**Directions for this task:**
Below are records to be output exactly, every one of them.
--- start Dataset records ---
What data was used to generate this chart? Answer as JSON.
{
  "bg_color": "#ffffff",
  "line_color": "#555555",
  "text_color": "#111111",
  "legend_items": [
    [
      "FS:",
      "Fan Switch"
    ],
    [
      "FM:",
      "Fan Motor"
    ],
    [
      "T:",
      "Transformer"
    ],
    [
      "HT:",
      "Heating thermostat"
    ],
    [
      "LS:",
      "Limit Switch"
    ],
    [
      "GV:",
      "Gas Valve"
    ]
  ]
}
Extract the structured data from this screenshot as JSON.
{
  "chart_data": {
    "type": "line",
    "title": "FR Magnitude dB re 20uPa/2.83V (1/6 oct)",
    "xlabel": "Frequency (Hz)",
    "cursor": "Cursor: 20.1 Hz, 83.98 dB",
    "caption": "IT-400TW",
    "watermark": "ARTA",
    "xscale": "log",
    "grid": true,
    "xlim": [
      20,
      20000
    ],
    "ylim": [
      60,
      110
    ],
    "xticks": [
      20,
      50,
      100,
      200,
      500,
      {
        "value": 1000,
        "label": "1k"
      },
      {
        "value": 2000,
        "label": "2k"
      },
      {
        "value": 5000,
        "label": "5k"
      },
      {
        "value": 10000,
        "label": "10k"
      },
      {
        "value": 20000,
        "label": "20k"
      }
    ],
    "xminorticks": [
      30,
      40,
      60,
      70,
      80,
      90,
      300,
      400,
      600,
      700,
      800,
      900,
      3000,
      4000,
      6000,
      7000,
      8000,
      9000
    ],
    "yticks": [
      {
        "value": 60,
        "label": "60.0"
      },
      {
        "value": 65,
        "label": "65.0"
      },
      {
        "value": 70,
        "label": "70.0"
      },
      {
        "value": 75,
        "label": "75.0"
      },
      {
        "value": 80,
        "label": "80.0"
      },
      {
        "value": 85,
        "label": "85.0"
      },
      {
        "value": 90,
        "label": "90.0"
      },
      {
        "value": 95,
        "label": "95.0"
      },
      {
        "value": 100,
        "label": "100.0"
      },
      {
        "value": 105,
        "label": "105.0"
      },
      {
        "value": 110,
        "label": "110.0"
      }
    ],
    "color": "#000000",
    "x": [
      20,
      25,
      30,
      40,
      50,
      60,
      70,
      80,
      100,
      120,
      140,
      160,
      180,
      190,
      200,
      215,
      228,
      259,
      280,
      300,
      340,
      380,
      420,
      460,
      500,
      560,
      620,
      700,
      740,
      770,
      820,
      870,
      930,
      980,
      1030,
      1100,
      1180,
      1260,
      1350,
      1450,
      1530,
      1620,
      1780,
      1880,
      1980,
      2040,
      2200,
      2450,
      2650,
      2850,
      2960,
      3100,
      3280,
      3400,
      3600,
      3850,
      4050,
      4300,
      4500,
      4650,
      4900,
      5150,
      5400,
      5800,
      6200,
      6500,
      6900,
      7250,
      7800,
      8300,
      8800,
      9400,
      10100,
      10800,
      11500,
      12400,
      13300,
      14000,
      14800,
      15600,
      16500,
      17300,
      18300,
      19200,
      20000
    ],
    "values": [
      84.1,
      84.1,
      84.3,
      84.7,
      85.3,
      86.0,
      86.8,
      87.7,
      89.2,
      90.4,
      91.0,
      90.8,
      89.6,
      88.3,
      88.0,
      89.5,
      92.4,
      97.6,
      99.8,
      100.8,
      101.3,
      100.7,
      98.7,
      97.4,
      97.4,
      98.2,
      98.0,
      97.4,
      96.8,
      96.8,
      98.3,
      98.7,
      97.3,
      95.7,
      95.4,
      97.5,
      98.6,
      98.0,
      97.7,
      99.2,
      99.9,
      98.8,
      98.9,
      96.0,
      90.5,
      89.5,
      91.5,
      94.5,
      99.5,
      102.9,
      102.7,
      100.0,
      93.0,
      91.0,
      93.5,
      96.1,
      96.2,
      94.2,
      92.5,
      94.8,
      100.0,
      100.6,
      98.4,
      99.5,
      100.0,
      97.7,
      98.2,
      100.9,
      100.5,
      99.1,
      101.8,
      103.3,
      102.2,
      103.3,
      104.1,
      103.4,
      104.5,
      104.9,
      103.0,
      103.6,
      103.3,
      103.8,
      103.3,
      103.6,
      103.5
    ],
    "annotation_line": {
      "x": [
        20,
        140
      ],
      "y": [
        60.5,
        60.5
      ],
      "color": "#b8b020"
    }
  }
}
--- end Dataset records ---
**Full solution:**
What data was used to generate this chart? Answer as JSON.
{
  "bg_color": "#ffffff",
  "line_color": "#555555",
  "text_color": "#111111",
  "legend_items": [
    [
      "FS:",
      "Fan Switch"
    ],
    [
      "FM:",
      "Fan Motor"
    ],
    [
      "T:",
      "Transformer"
    ],
    [
      "HT:",
      "Heating thermostat"
    ],
    [
      "LS:",
      "Limit Switch"
    ],
    [
      "GV:",
      "Gas Valve"
    ]
  ]
}
Extract the structured data from this screenshot as JSON.
{
  "chart_data": {
    "type": "line",
    "title": "FR Magnitude dB re 20uPa/2.83V (1/6 oct)",
    "xlabel": "Frequency (Hz)",
    "cursor": "Cursor: 20.1 Hz, 83.98 dB",
    "caption": "IT-400TW",
    "watermark": "ARTA",
    "xscale": "log",
    "grid": true,
    "xlim": [
      20,
      20000
    ],
    "ylim": [
      60,
      110
    ],
    "xticks": [
      20,
      50,
      100,
      200,
      500,
      {
        "value": 1000,
        "label": "1k"
      },
      {
        "value": 2000,
        "label": "2k"
      },
      {
        "value": 5000,
        "label": "5k"
      },
      {
        "value": 10000,
        "label": "10k"
      },
      {
        "value": 20000,
        "label": "20k"
      }
    ],
    "xminorticks": [
      30,
      40,
      60,
      70,
      80,
      90,
      300,
      400,
      600,
      700,
      800,
      900,
      3000,
      4000,
      6000,
      7000,
      8000,
      9000
    ],
    "yticks": [
      {
        "value": 60,
        "label": "60.0"
      },
      {
        "value": 65,
        "label": "65.0"
      },
      {
        "value": 70,
        "label": "70.0"
      },
      {
        "value": 75,
        "label": "75.0"
      },
      {
        "value": 80,
        "label": "80.0"
      },
      {
        "value": 85,
        "label": "85.0"
      },
      {
        "value": 90,
        "label": "90.0"
      },
      {
        "value": 95,
        "label": "95.0"
      },
      {
        "value": 100,
        "label": "100.0"
      },
      {
        "value": 105,
        "label": "105.0"
      },
      {
        "value": 110,
        "label": "110.0"
      }
    ],
    "color": "#000000",
    "x": [
      20,
      25,
      30,
      40,
      50,
      60,
      70,
      80,
      100,
      120,
      140,
      160,
      180,
      190,
      200,
      215,
      228,
      259,
      280,
      300,
      340,
      380,
      420,
      460,
      500,
      560,
      620,
      700,
      740,
      770,
      820,
      870,
      930,
      980,
      1030,
      1100,
      1180,
      1260,
      1350,
      1450,
      1530,
      1620,
      1780,
      1880,
      1980,
      2040,
      2200,
      2450,
      2650,
      2850,
      2960,
      3100,
      3280,
      3400,
      3600,
      3850,
      4050,
      4300,
      4500,
      4650,
      4900,
      5150,
      5400,
      5800,
      6200,
      6500,
      6900,
      7250,
      7800,
      8300,
      8800,
      9400,
      10100,
      10800,
      11500,
      12400,
      13300,
      14000,
      14800,
      15600,
      16500,
      17300,
      18300,
      19200,
      20000
    ],
    "values": [
      84.1,
      84.1,
      84.3,
      84.7,
      85.3,
      86.0,
      86.8,
      87.7,
      89.2,
      90.4,
      91.0,
      90.8,
      89.6,
      88.3,
      88.0,
      89.5,
      92.4,
      97.6,
      99.8,
      100.8,
      101.3,
      100.7,
      98.7,
      97.4,
      97.4,
      98.2,
      98.0,
      97.4,
      96.8,
      96.8,
      98.3,
      98.7,
      97.3,
      95.7,
      95.4,
      97.5,
      98.6,
      98.0,
      97.7,
      99.2,
      99.9,
      98.8,
      98.9,
      96.0,
      90.5,
      89.5,
      91.5,
      94.5,
      99.5,
      102.9,
      102.7,
      100.0,
      93.0,
      91.0,
      93.5,
      96.1,
      96.2,
      94.2,
      92.5,
      94.8,
      100.0,
      100.6,
      98.4,
      99.5,
      100.0,
      97.7,
      98.2,
      100.9,
      100.5,
      99.1,
      101.8,
      103.3,
      102.2,
      103.3,
      104.1,
      103.4,
      104.5,
      104.9,
      103.0,
      103.6,
      103.3,
      103.8,
      103.3,
      103.6,
      103.5
    ],
    "annotation_line": {
      "x": [
        20,
        140
      ],
      "y": [
        60.5,
        60.5
      ],
      "color": "#b8b020"
    }
  }
}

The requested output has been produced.